(Dataset entries)
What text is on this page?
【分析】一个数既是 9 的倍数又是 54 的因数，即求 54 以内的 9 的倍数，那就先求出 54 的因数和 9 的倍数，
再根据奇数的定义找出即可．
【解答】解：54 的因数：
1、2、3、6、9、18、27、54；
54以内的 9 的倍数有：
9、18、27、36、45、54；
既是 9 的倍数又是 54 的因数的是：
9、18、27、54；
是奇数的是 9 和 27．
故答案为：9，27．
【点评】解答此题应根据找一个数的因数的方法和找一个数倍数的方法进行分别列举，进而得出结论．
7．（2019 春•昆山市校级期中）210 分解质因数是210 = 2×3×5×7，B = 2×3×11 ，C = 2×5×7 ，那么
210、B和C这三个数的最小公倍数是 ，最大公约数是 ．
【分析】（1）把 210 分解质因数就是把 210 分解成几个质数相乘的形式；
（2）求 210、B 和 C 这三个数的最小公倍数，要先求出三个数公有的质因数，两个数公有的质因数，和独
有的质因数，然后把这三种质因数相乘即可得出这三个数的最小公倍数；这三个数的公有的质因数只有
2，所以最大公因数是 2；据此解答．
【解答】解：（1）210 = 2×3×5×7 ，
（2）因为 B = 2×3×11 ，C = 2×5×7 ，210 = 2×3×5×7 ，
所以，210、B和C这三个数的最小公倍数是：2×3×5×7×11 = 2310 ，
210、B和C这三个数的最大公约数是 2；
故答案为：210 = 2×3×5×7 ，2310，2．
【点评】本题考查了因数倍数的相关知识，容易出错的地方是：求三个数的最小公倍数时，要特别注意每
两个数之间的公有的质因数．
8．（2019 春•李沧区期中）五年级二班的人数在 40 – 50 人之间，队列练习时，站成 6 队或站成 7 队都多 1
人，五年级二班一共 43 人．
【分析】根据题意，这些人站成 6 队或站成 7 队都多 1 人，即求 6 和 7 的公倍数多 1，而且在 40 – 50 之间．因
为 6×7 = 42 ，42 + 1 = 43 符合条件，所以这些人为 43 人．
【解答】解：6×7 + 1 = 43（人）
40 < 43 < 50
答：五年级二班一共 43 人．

> **SET EXERCISE**
Return each line in the records that holds the string "的倍数又是".

> **ANSWER FOR THE TASK**
【分析】一个数既是 9 的倍数又是 54 的因数，即求 54 以内的 9 的倍数，那就先求出 54 的因数和 9 的倍数，
既是 9 的倍数又是 54 的因数的是：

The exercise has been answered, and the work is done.